- Required work
Filter these entries so that only lines with the word "Proceeding" remain.

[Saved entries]
%%
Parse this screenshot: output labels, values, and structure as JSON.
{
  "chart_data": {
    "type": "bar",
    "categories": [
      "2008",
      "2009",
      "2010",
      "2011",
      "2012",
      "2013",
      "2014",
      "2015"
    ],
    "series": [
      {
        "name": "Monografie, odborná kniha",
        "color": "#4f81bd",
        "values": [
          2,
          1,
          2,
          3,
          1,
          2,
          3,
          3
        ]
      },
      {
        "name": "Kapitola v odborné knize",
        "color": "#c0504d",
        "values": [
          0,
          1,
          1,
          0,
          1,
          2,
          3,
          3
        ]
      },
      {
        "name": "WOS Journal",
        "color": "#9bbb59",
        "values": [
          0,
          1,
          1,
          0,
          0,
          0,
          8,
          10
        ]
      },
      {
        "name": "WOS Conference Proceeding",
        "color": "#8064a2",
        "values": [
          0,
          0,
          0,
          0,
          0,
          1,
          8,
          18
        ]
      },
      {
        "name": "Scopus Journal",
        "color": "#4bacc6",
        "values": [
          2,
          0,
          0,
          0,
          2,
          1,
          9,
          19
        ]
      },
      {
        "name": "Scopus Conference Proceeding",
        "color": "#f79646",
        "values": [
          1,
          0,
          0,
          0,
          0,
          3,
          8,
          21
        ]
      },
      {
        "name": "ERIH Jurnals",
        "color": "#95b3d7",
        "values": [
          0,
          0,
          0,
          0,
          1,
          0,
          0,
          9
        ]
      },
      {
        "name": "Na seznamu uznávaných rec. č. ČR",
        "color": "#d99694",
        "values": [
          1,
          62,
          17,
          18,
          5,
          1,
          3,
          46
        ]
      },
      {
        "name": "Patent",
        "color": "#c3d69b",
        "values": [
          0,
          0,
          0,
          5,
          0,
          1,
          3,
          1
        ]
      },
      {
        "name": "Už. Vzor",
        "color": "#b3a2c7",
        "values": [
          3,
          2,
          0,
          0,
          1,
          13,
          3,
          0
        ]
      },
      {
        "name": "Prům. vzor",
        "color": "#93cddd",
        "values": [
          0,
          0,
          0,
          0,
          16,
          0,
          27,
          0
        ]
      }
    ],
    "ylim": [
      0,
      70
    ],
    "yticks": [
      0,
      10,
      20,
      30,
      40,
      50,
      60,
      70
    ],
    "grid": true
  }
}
%%
- Solved exercise
        "name": "WOS Conference Proceeding",
        "name": "Scopus Conference Proceeding",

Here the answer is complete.